[Data entries]
-- Begin --
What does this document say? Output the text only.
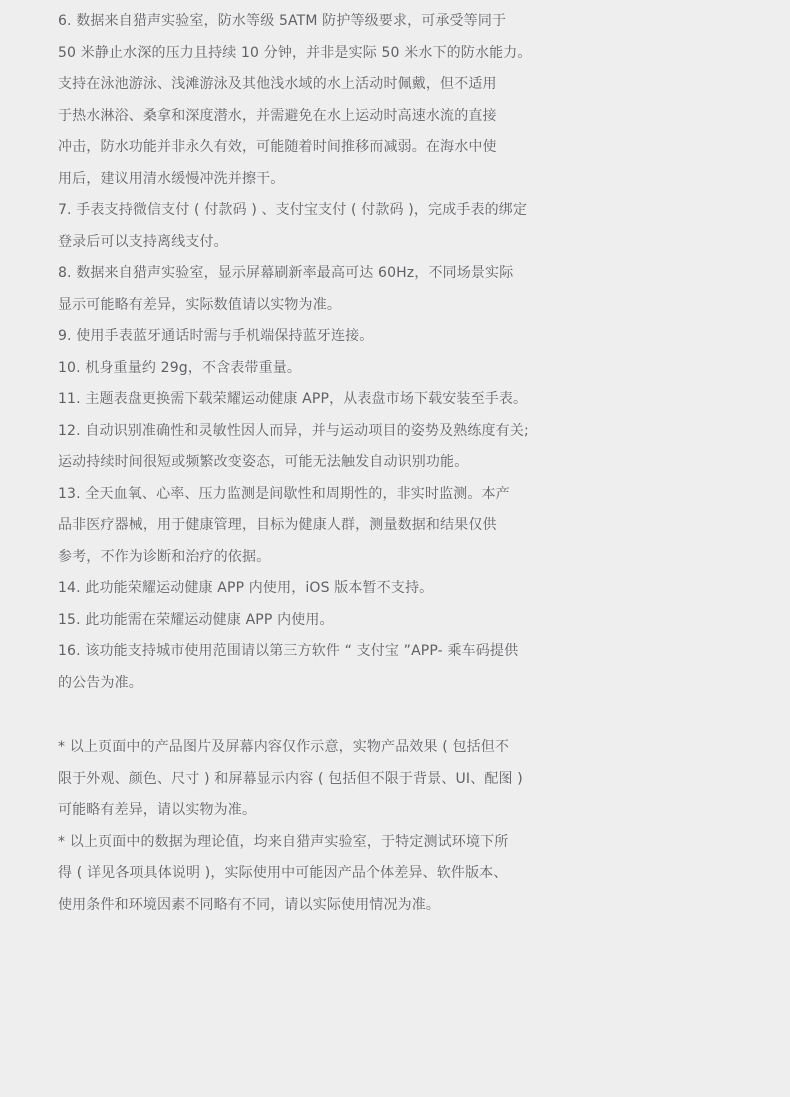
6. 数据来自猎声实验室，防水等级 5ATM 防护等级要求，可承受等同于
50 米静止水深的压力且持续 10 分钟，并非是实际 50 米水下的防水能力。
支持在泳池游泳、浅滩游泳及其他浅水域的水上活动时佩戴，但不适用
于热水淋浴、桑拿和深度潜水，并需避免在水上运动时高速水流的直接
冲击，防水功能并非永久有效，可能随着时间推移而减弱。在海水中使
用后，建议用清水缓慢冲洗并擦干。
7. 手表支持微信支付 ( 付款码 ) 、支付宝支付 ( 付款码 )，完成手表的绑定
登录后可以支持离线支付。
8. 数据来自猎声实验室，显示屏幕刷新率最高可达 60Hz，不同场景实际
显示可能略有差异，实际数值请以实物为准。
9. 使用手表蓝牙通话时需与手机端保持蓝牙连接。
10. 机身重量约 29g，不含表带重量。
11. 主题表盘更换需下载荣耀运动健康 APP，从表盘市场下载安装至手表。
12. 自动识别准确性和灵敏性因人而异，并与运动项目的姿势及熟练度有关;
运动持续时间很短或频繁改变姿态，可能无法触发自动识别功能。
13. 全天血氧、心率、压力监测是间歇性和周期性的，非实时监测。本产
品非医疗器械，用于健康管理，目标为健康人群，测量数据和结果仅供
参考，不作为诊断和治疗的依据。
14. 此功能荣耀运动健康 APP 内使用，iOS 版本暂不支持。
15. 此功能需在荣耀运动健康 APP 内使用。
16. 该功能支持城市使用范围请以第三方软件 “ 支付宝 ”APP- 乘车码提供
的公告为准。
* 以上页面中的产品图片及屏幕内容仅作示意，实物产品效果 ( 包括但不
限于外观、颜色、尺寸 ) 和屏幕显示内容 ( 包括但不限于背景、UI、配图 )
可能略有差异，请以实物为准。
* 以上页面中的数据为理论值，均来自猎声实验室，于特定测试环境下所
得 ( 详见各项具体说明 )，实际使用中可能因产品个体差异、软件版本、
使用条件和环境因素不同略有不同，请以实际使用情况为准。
-- End --
* _Required work_
Output every entry word for word, but omit the pictures.

* _Task output_
What does this document say? Output the text only.
6. 数据来自猎声实验室，防水等级 5ATM 防护等级要求，可承受等同于
50 米静止水深的压力且持续 10 分钟，并非是实际 50 米水下的防水能力。
支持在泳池游泳、浅滩游泳及其他浅水域的水上活动时佩戴，但不适用
于热水淋浴、桑拿和深度潜水，并需避免在水上运动时高速水流的直接
冲击，防水功能并非永久有效，可能随着时间推移而减弱。在海水中使
用后，建议用清水缓慢冲洗并擦干。
7. 手表支持微信支付 ( 付款码 ) 、支付宝支付 ( 付款码 )，完成手表的绑定
登录后可以支持离线支付。
8. 数据来自猎声实验室，显示屏幕刷新率最高可达 60Hz，不同场景实际
显示可能略有差异，实际数值请以实物为准。
9. 使用手表蓝牙通话时需与手机端保持蓝牙连接。
10. 机身重量约 29g，不含表带重量。
11. 主题表盘更换需下载荣耀运动健康 APP，从表盘市场下载安装至手表。
12. 自动识别准确性和灵敏性因人而异，并与运动项目的姿势及熟练度有关;
运动持续时间很短或频繁改变姿态，可能无法触发自动识别功能。
13. 全天血氧、心率、压力监测是间歇性和周期性的，非实时监测。本产
品非医疗器械，用于健康管理，目标为健康人群，测量数据和结果仅供
参考，不作为诊断和治疗的依据。
14. 此功能荣耀运动健康 APP 内使用，iOS 版本暂不支持。
15. 此功能需在荣耀运动健康 APP 内使用。
16. 该功能支持城市使用范围请以第三方软件 “ 支付宝 ”APP- 乘车码提供
的公告为准。
* 以上页面中的产品图片及屏幕内容仅作示意，实物产品效果 ( 包括但不
限于外观、颜色、尺寸 ) 和屏幕显示内容 ( 包括但不限于背景、UI、配图 )
可能略有差异，请以实物为准。
* 以上页面中的数据为理论值，均来自猎声实验室，于特定测试环境下所
得 ( 详见各项具体说明 )，实际使用中可能因产品个体差异、软件版本、
使用条件和环境因素不同略有不同，请以实际使用情况为准。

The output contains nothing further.